▸ **Stated exercise**:
Copy the listing below in full and skip every picture.

▸ **Source material**:
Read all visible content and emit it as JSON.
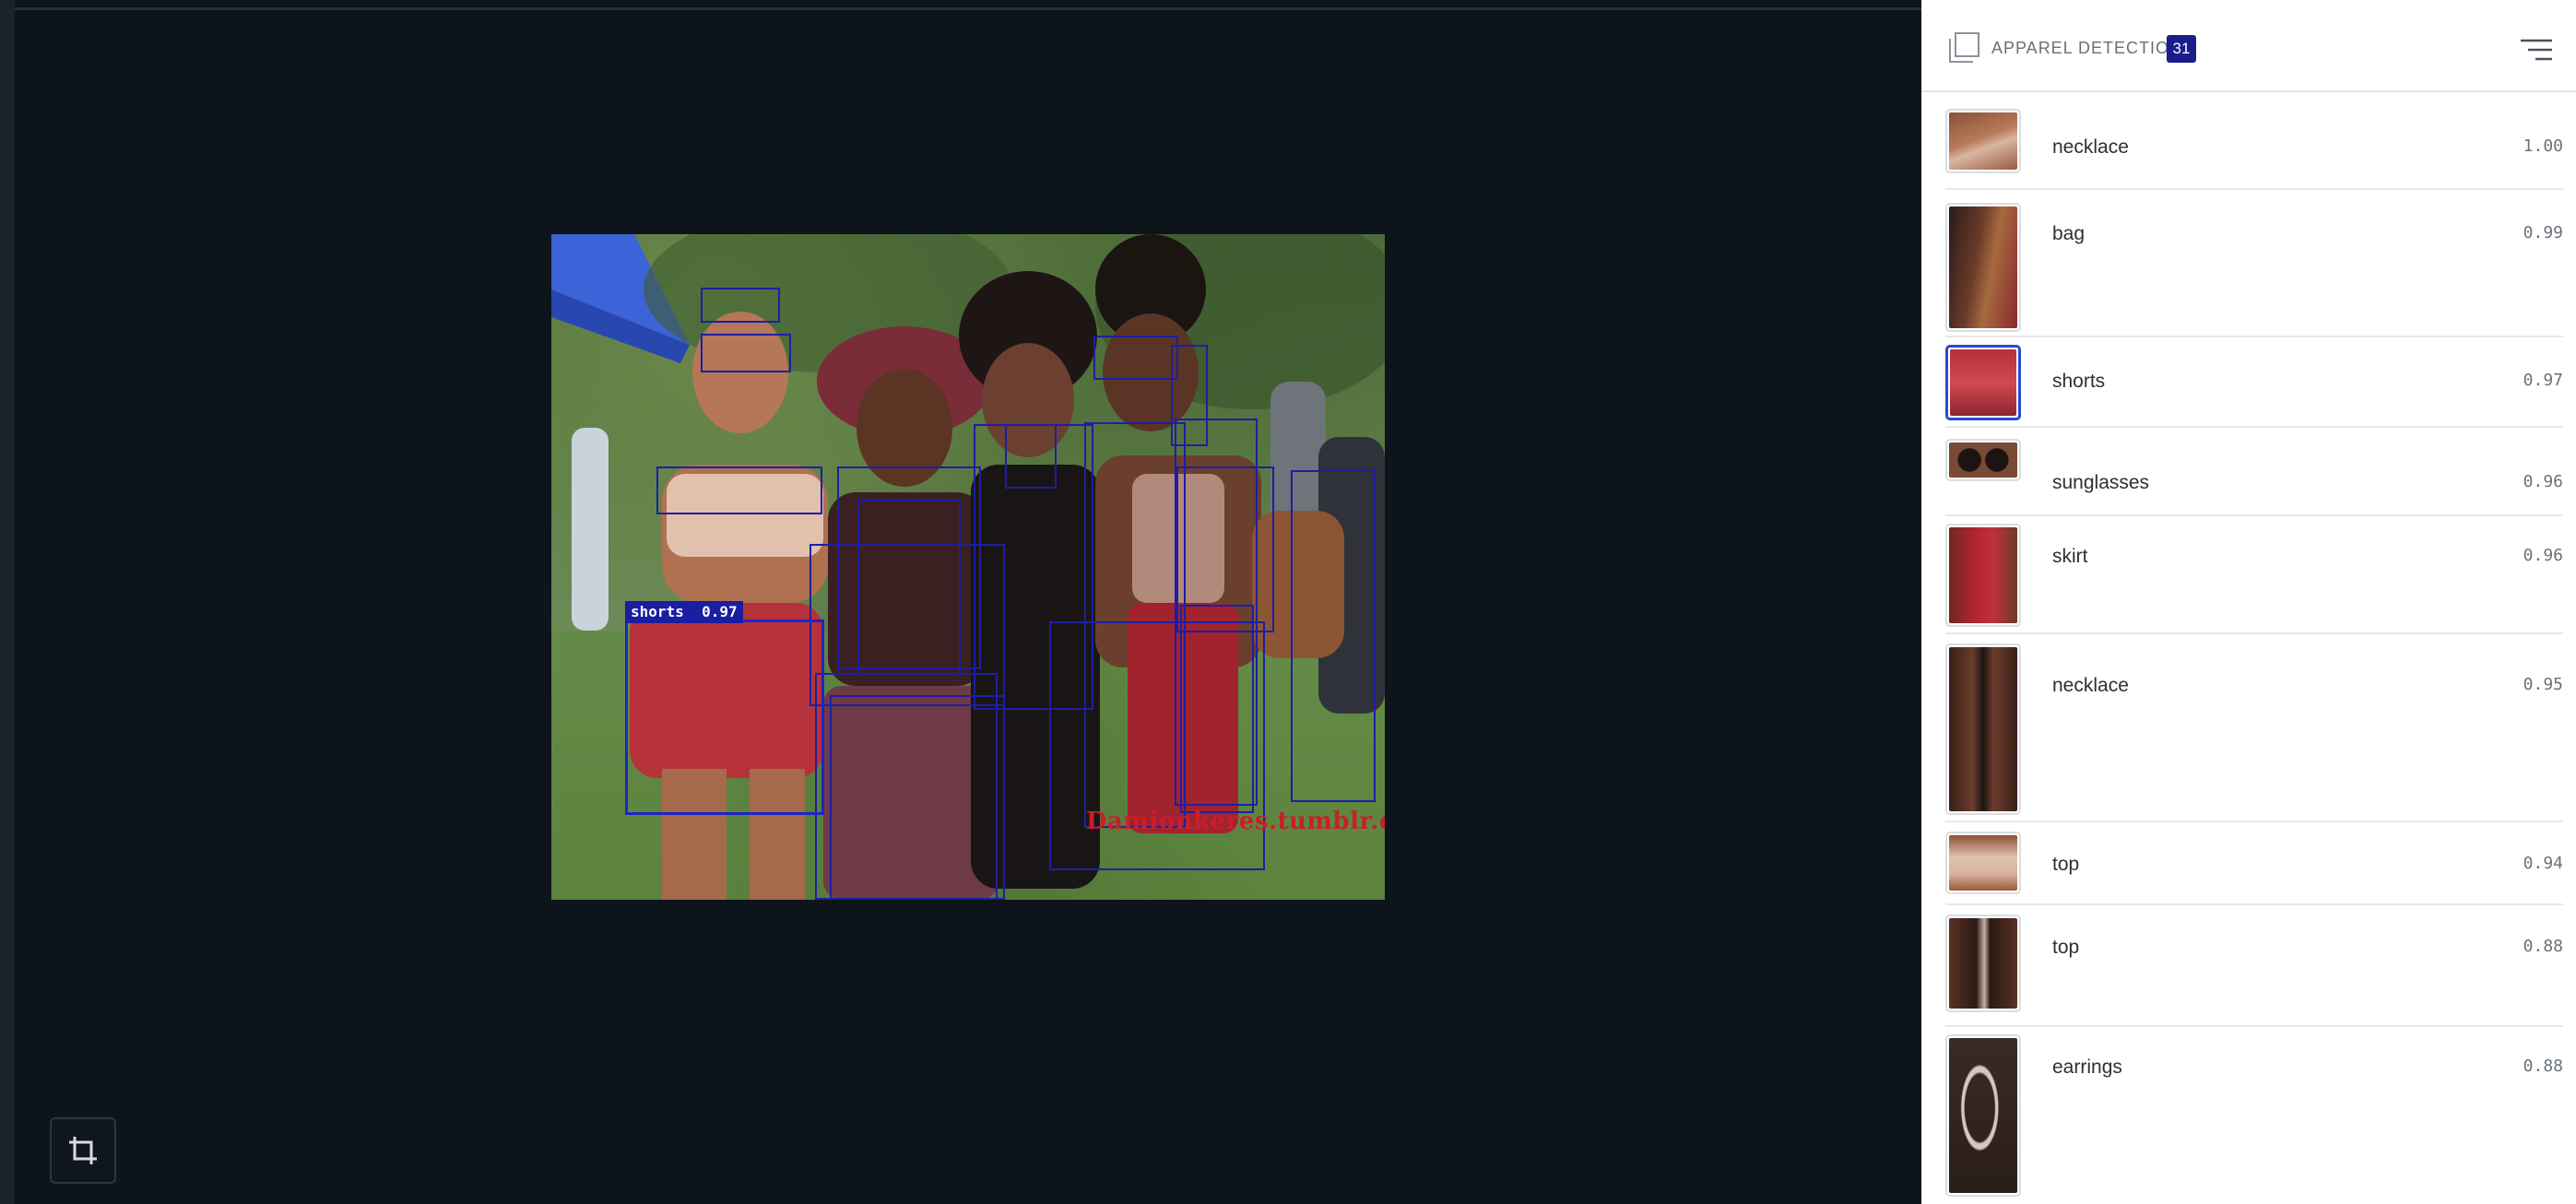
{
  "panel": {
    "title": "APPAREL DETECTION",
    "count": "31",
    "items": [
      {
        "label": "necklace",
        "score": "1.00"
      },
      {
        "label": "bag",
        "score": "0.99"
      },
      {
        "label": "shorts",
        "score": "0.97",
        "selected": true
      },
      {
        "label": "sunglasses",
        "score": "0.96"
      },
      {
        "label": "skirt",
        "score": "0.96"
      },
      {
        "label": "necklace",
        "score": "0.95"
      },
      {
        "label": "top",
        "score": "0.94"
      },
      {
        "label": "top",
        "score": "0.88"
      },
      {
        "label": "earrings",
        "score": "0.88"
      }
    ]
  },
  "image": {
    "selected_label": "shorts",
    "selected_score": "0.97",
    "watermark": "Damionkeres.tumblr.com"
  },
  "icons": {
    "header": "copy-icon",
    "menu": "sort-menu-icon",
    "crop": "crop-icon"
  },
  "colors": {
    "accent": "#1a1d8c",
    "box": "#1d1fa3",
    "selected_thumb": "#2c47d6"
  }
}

▸ **Final result**:
Read all visible content and emit it as JSON.
{
  "panel": {
    "title": "APPAREL DETECTION",
    "count": "31",
    "items": [
      {
        "label": "necklace",
        "score": "1.00"
      },
      {
        "label": "bag",
        "score": "0.99"
      },
      {
        "label": "shorts",
        "score": "0.97",
        "selected": true
      },
      {
        "label": "sunglasses",
        "score": "0.96"
      },
      {
        "label": "skirt",
        "score": "0.96"
      },
      {
        "label": "necklace",
        "score": "0.95"
      },
      {
        "label": "top",
        "score": "0.94"
      },
      {
        "label": "top",
        "score": "0.88"
      },
      {
        "label": "earrings",
        "score": "0.88"
      }
    ]
  },
  "image": {
    "selected_label": "shorts",
    "selected_score": "0.97",
    "watermark": "Damionkeres.tumblr.com"
  },
  "icons": {
    "header": "copy-icon",
    "menu": "sort-menu-icon",
    "crop": "crop-icon"
  },
  "colors": {
    "accent": "#1a1d8c",
    "box": "#1d1fa3",
    "selected_thumb": "#2c47d6"
  }
}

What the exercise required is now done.